* Begin DATA RECORDS *
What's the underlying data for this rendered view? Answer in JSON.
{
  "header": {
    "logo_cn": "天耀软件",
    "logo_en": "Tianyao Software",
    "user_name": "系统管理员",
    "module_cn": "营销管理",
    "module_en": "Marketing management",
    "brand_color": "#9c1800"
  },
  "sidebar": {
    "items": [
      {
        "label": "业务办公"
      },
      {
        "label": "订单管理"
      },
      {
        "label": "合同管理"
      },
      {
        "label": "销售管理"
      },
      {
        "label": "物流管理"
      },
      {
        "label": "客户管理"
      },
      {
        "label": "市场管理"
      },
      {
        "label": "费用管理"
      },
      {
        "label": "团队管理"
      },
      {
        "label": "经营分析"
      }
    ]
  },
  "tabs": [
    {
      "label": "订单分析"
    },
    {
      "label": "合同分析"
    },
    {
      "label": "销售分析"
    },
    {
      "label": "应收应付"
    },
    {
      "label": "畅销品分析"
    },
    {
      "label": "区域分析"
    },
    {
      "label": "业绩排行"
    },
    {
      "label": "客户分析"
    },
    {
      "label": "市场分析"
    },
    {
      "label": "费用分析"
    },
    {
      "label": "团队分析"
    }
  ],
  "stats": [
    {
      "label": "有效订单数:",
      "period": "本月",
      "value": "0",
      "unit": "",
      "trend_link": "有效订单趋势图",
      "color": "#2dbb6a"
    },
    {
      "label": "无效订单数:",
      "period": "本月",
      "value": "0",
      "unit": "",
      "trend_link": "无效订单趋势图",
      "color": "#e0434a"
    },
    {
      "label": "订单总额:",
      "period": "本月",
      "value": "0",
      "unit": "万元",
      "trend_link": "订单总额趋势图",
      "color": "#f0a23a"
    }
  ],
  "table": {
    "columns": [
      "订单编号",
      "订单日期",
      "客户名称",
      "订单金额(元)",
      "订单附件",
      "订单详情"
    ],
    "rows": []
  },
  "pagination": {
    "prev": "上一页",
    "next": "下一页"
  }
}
* End DATA RECORDS *
● **STATED GOAL**
Write out the entries above word for word.

● **WORKED ANSWER**
What's the underlying data for this rendered view? Answer in JSON.
{
  "header": {
    "logo_cn": "天耀软件",
    "logo_en": "Tianyao Software",
    "user_name": "系统管理员",
    "module_cn": "营销管理",
    "module_en": "Marketing management",
    "brand_color": "#9c1800"
  },
  "sidebar": {
    "items": [
      {
        "label": "业务办公"
      },
      {
        "label": "订单管理"
      },
      {
        "label": "合同管理"
      },
      {
        "label": "销售管理"
      },
      {
        "label": "物流管理"
      },
      {
        "label": "客户管理"
      },
      {
        "label": "市场管理"
      },
      {
        "label": "费用管理"
      },
      {
        "label": "团队管理"
      },
      {
        "label": "经营分析"
      }
    ]
  },
  "tabs": [
    {
      "label": "订单分析"
    },
    {
      "label": "合同分析"
    },
    {
      "label": "销售分析"
    },
    {
      "label": "应收应付"
    },
    {
      "label": "畅销品分析"
    },
    {
      "label": "区域分析"
    },
    {
      "label": "业绩排行"
    },
    {
      "label": "客户分析"
    },
    {
      "label": "市场分析"
    },
    {
      "label": "费用分析"
    },
    {
      "label": "团队分析"
    }
  ],
  "stats": [
    {
      "label": "有效订单数:",
      "period": "本月",
      "value": "0",
      "unit": "",
      "trend_link": "有效订单趋势图",
      "color": "#2dbb6a"
    },
    {
      "label": "无效订单数:",
      "period": "本月",
      "value": "0",
      "unit": "",
      "trend_link": "无效订单趋势图",
      "color": "#e0434a"
    },
    {
      "label": "订单总额:",
      "period": "本月",
      "value": "0",
      "unit": "万元",
      "trend_link": "订单总额趋势图",
      "color": "#f0a23a"
    }
  ],
  "table": {
    "columns": [
      "订单编号",
      "订单日期",
      "客户名称",
      "订单金额(元)",
      "订单附件",
      "订单详情"
    ],
    "rows": []
  },
  "pagination": {
    "prev": "上一页",
    "next": "下一页"
  }
}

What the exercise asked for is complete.